[Figure content listings]
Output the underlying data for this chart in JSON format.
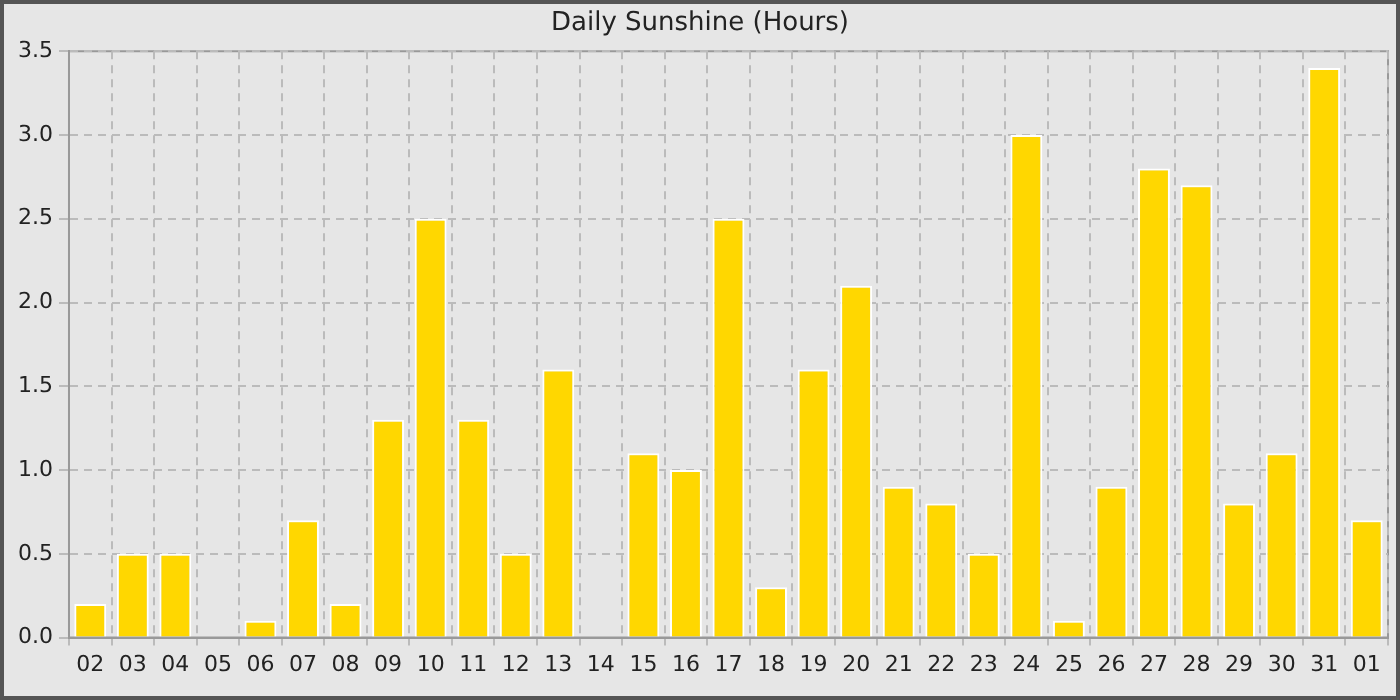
{
  "chart_data": {
    "type": "bar",
    "title": "Daily Sunshine (Hours)",
    "categories": [
      "02",
      "03",
      "04",
      "05",
      "06",
      "07",
      "08",
      "09",
      "10",
      "11",
      "12",
      "13",
      "14",
      "15",
      "16",
      "17",
      "18",
      "19",
      "20",
      "21",
      "22",
      "23",
      "24",
      "25",
      "26",
      "27",
      "28",
      "29",
      "30",
      "31",
      "01"
    ],
    "values": [
      0.2,
      0.5,
      0.5,
      0,
      0.1,
      0.7,
      0.2,
      1.3,
      2.5,
      1.3,
      0.5,
      1.6,
      0,
      1.1,
      1.0,
      2.5,
      0.3,
      1.6,
      2.1,
      0.9,
      0.8,
      0.5,
      3.0,
      0.1,
      0.9,
      2.8,
      2.7,
      0.8,
      1.1,
      3.4,
      0.7
    ],
    "color": "#ffd700",
    "ylim": [
      0,
      3.5
    ],
    "yticks": [
      {
        "value": 0,
        "label": "0.0"
      },
      {
        "value": 0.5,
        "label": "0.5"
      },
      {
        "value": 1,
        "label": "1.0"
      },
      {
        "value": 1.5,
        "label": "1.5"
      },
      {
        "value": 2,
        "label": "2.0"
      },
      {
        "value": 2.5,
        "label": "2.5"
      },
      {
        "value": 3,
        "label": "3.0"
      },
      {
        "value": 3.5,
        "label": "3.5"
      }
    ],
    "grid": true
  }
}
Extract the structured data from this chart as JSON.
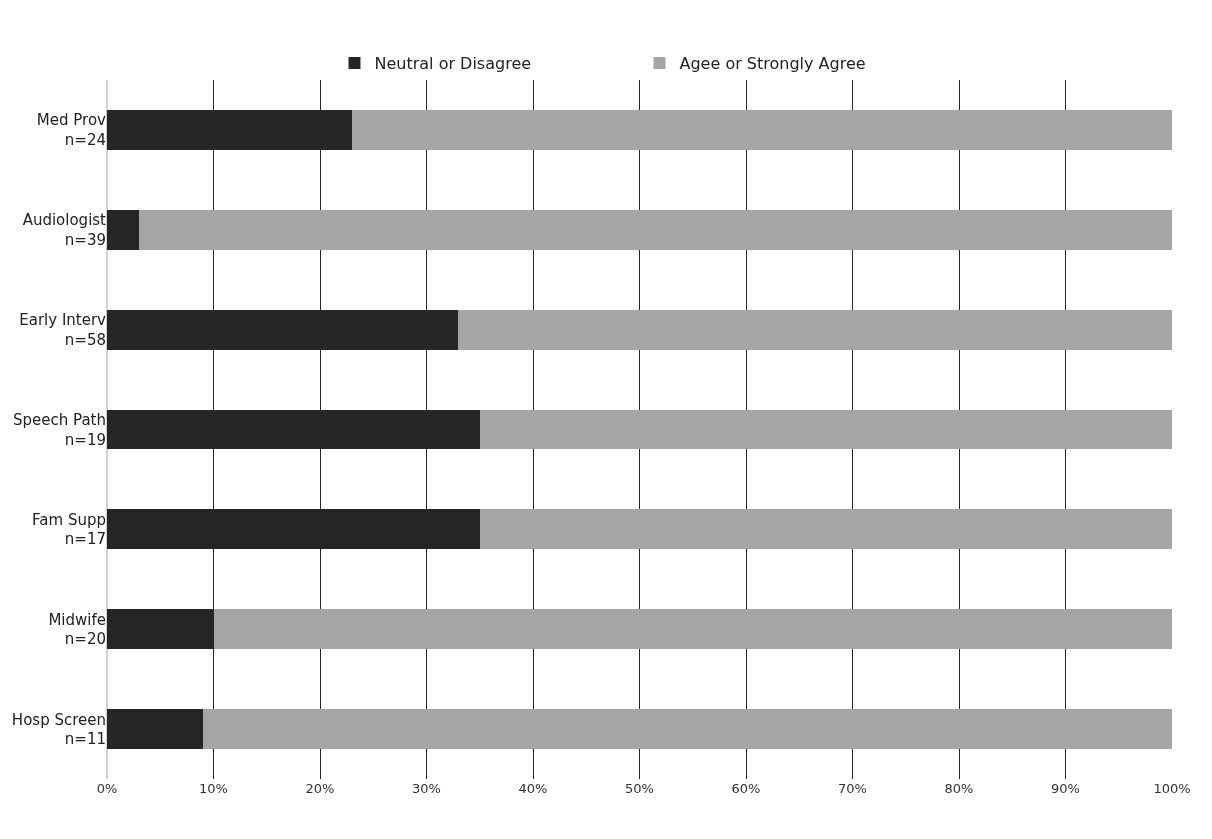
{
  "chart_data": {
    "type": "bar",
    "orientation": "horizontal",
    "stacked": true,
    "categories": [
      "Med Prov\nn=24",
      "Audiologist\nn=39",
      "Early Interv\nn=58",
      "Speech Path\nn=19",
      "Fam Supp\nn=17",
      "Midwife\nn=20",
      "Hosp Screen\nn=11"
    ],
    "series": [
      {
        "name": "Neutral or Disagree",
        "color": "#262626",
        "values": [
          23,
          3,
          33,
          35,
          35,
          10,
          9
        ]
      },
      {
        "name": "Agee or Strongly Agree",
        "color": "#a5a5a5",
        "values": [
          77,
          97,
          67,
          65,
          65,
          90,
          91
        ]
      }
    ],
    "xlim": [
      0,
      100
    ],
    "xticks": [
      {
        "value": 0,
        "label": "0%"
      },
      {
        "value": 10,
        "label": "10%"
      },
      {
        "value": 20,
        "label": "20%"
      },
      {
        "value": 30,
        "label": "30%"
      },
      {
        "value": 40,
        "label": "40%"
      },
      {
        "value": 50,
        "label": "50%"
      },
      {
        "value": 60,
        "label": "60%"
      },
      {
        "value": 70,
        "label": "70%"
      },
      {
        "value": 80,
        "label": "80%"
      },
      {
        "value": 90,
        "label": "90%"
      },
      {
        "value": 100,
        "label": "100%"
      }
    ],
    "grid": "x",
    "legend": "top"
  }
}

=== Task details ===
Find the word "name" in the data and show each line that holds it.

=== Exercise result ===
        "name": "Neutral or Disagree",
        "name": "Agee or Strongly Agree",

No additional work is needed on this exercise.